» WORK TO COMPLETE: Which lines hold the word "take"? Copy each of them from the material.

— begin PROVIDED ENTRIES —

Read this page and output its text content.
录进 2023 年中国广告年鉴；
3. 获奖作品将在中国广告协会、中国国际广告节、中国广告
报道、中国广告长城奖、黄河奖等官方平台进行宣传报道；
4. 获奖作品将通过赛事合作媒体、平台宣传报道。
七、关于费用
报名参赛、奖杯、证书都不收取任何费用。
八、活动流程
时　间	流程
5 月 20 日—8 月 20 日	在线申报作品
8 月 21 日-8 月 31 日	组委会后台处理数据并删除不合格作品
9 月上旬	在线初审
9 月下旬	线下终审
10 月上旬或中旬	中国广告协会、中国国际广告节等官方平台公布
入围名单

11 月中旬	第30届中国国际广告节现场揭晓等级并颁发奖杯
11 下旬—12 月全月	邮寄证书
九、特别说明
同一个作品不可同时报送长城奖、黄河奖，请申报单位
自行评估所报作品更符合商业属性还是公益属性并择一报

— end PROVIDED ENTRIES —
— begin PROVIDED ENTRIES —

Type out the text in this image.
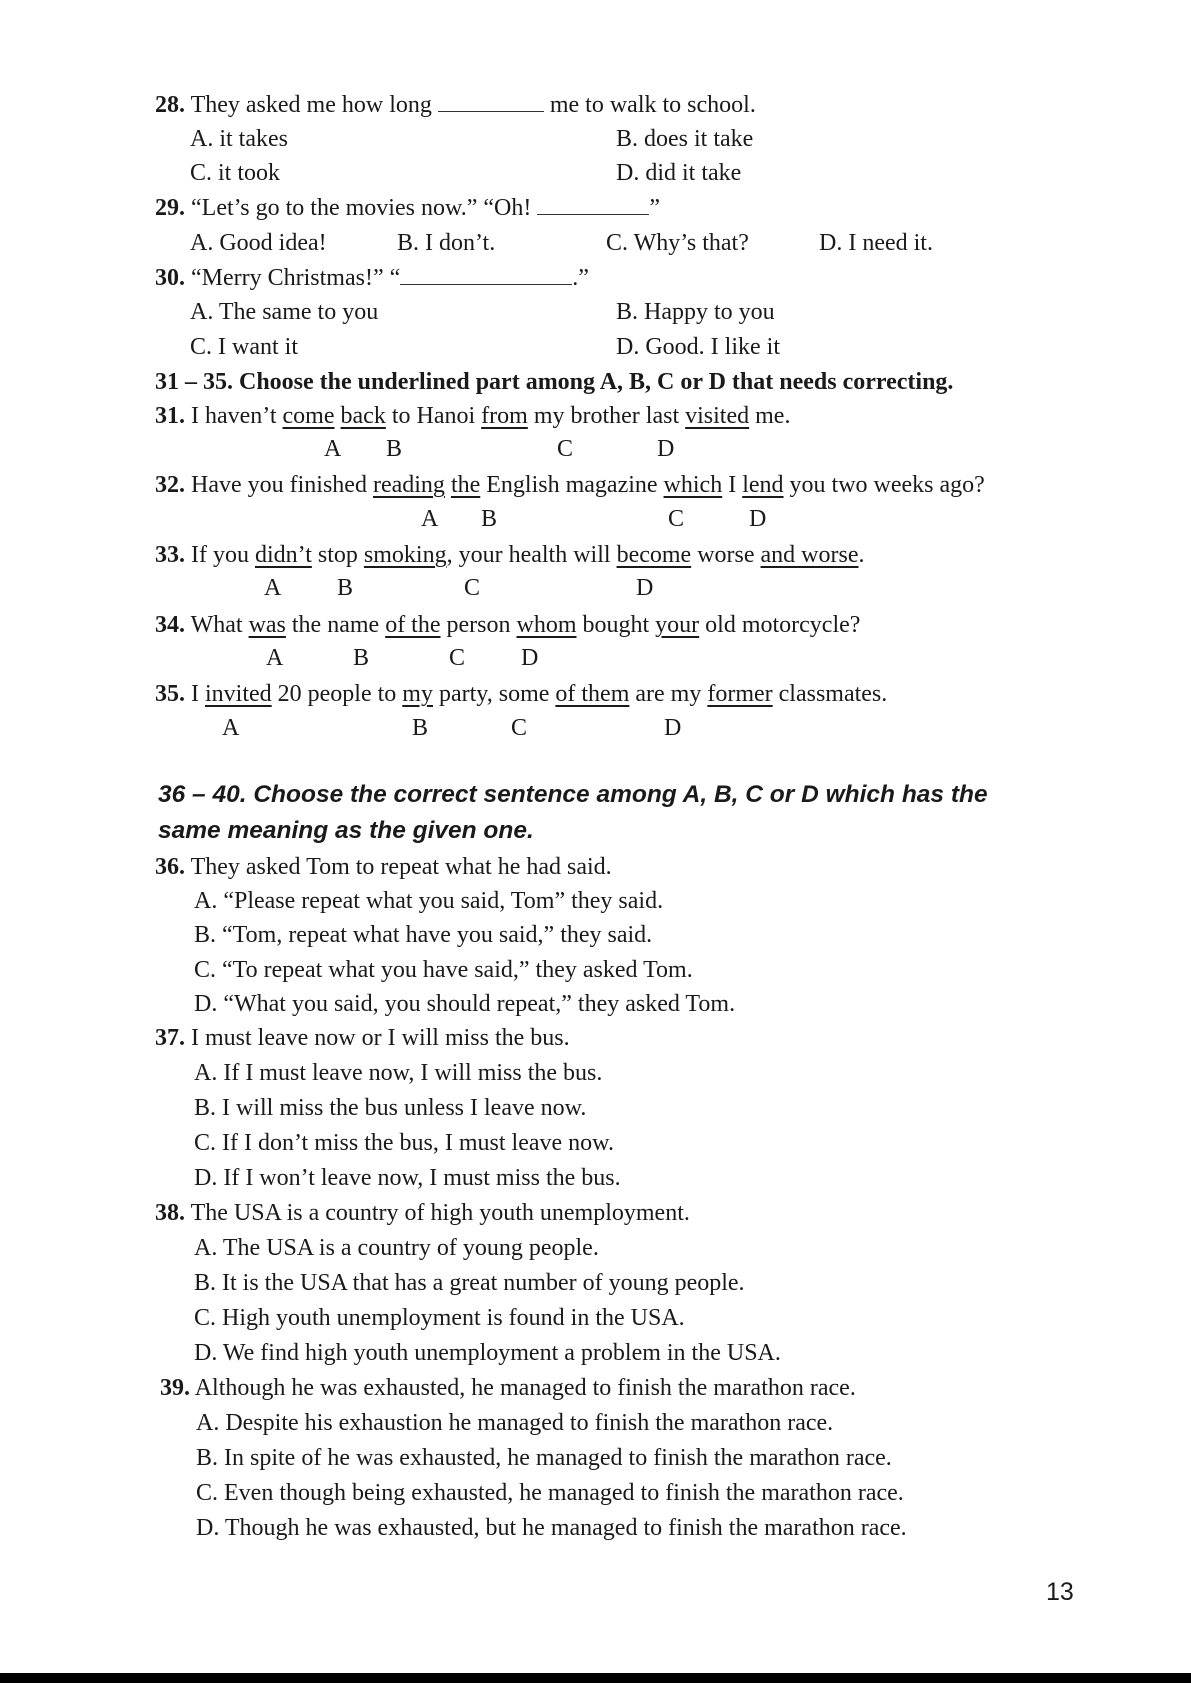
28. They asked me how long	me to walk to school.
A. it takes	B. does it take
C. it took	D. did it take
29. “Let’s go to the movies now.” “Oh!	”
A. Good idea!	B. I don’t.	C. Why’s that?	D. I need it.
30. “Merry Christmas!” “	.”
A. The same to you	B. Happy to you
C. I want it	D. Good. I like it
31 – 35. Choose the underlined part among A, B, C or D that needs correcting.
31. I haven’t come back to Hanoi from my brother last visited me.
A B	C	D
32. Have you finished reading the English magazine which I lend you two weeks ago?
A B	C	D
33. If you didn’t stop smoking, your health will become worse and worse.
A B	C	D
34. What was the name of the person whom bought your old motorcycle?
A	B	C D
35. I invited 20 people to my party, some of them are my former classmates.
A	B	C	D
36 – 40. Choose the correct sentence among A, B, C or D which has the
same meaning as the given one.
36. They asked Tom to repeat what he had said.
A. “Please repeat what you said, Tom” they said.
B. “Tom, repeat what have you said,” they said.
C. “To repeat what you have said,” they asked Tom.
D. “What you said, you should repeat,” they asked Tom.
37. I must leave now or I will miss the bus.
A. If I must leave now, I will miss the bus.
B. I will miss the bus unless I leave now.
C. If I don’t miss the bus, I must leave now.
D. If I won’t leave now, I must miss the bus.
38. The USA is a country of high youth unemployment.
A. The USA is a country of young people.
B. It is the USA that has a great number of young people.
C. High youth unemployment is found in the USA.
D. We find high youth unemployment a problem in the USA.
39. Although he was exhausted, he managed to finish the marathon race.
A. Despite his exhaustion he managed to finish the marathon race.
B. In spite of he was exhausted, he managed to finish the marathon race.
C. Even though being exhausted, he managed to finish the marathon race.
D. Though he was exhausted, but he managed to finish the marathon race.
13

— end PROVIDED ENTRIES —
— begin PROVIDED ENTRIES —

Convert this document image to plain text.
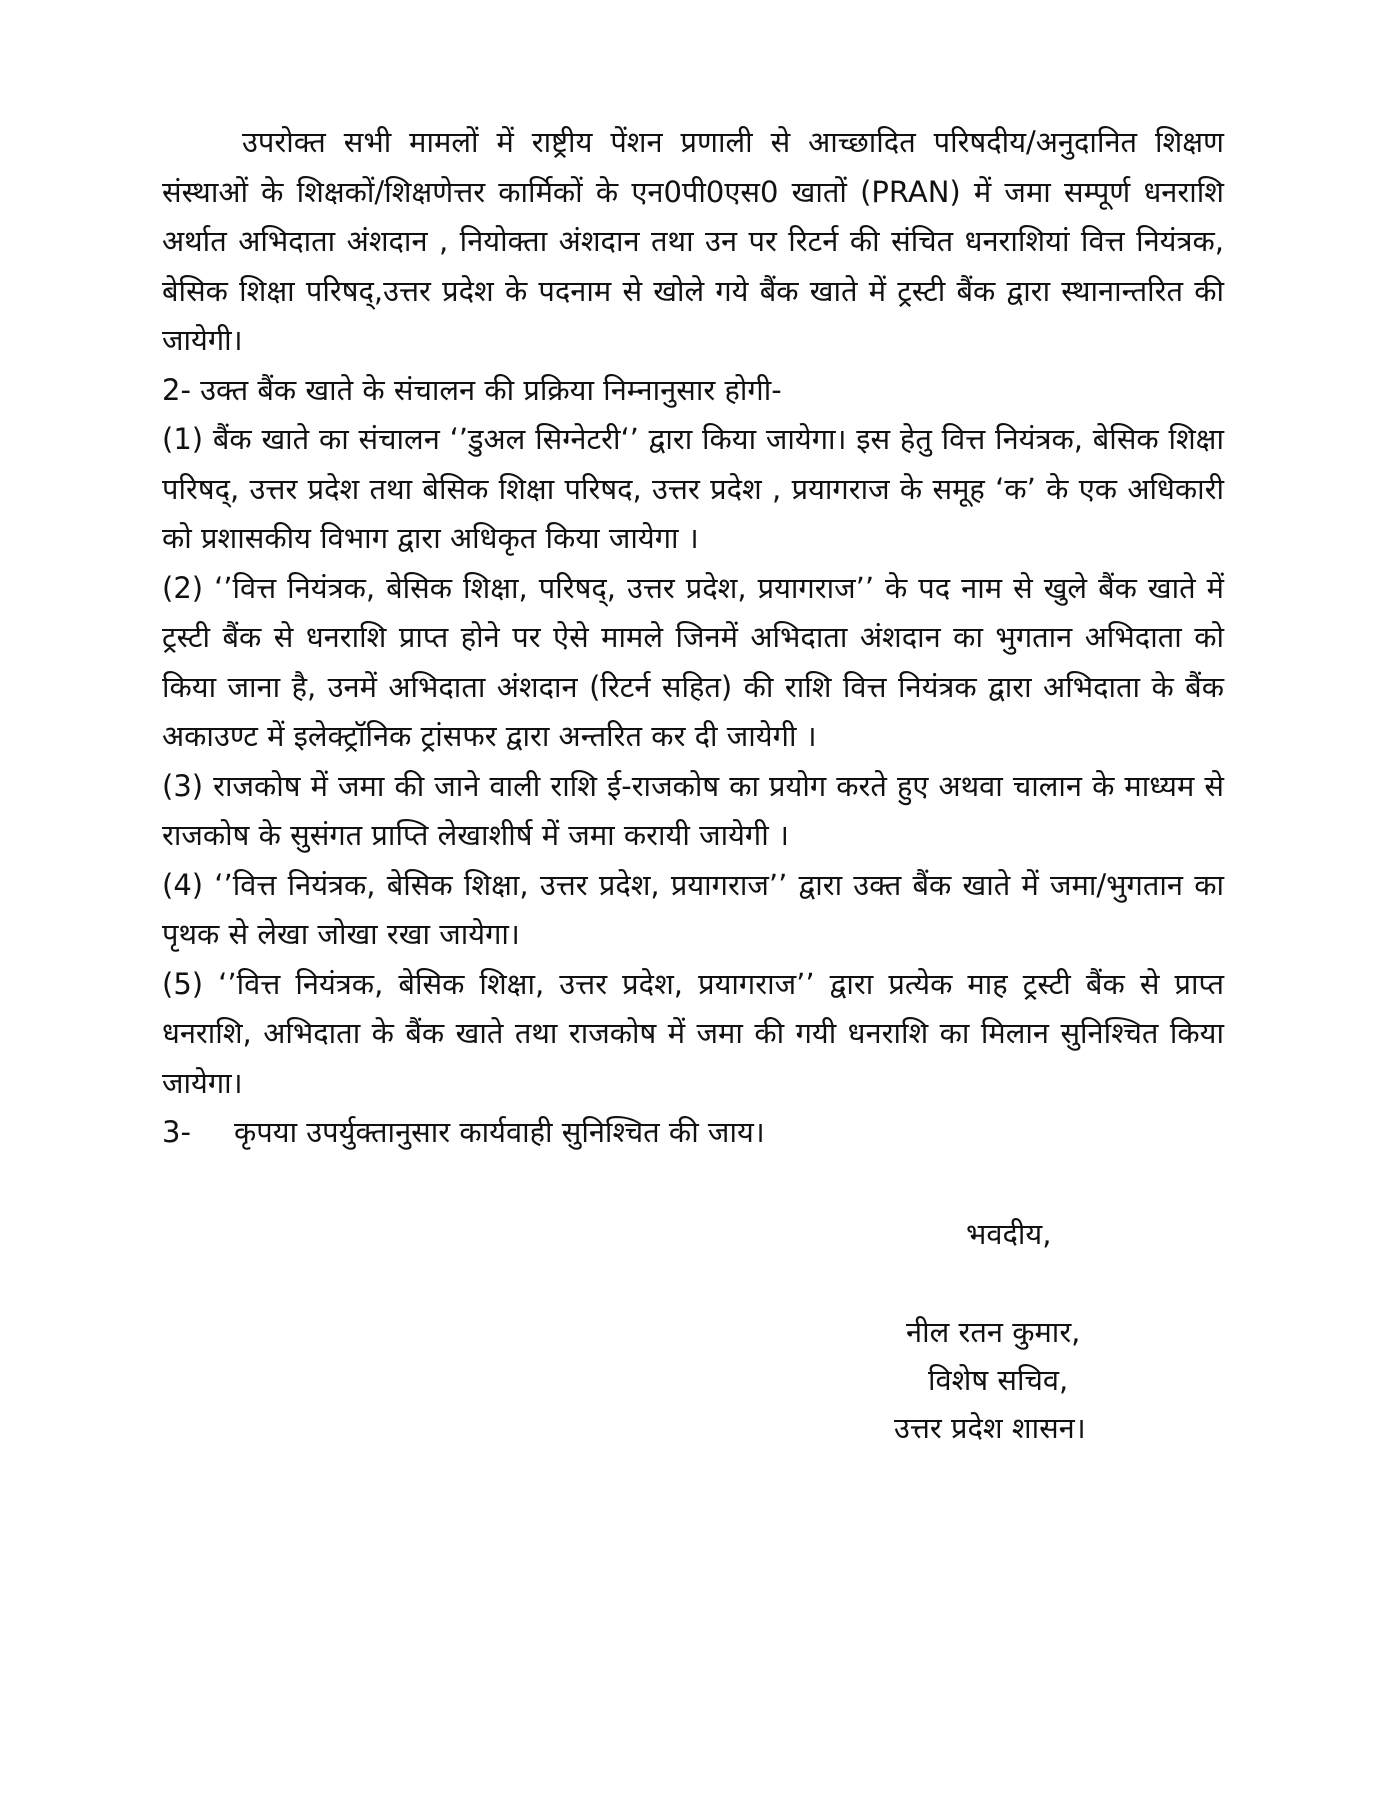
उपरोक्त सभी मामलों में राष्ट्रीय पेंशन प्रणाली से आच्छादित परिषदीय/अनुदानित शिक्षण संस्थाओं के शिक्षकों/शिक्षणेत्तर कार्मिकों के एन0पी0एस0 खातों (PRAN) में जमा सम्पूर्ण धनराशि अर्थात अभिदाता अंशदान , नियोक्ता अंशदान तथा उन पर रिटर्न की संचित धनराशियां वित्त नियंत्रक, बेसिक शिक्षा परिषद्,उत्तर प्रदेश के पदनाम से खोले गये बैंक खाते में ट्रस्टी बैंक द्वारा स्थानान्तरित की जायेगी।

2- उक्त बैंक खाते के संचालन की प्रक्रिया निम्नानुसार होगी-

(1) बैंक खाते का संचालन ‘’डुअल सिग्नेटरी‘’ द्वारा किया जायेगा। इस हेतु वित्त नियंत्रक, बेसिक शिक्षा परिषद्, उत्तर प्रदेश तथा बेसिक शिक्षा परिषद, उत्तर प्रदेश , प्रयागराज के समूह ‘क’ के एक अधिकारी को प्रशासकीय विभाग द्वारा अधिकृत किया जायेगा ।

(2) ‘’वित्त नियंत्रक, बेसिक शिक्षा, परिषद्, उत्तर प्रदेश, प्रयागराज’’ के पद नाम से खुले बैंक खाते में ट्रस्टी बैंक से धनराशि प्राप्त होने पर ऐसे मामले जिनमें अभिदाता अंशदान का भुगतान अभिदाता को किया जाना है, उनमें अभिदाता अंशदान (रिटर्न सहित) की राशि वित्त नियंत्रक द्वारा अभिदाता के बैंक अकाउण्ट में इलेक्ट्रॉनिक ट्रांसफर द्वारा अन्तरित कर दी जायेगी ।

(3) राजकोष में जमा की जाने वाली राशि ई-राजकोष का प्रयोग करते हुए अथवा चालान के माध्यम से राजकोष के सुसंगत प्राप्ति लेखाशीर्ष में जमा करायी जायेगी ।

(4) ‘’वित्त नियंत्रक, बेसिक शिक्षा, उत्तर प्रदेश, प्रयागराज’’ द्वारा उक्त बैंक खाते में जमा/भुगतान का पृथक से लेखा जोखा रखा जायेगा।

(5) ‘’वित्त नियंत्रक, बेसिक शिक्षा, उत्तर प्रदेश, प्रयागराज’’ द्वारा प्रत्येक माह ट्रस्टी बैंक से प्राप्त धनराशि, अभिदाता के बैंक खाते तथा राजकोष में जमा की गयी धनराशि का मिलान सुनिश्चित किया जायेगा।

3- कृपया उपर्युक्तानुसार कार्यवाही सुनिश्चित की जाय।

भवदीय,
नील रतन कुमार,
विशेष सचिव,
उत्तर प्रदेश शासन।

— end PROVIDED ENTRIES —

» THE OUTPUT:
A. it takes	B. does it take
C. it took	D. did it take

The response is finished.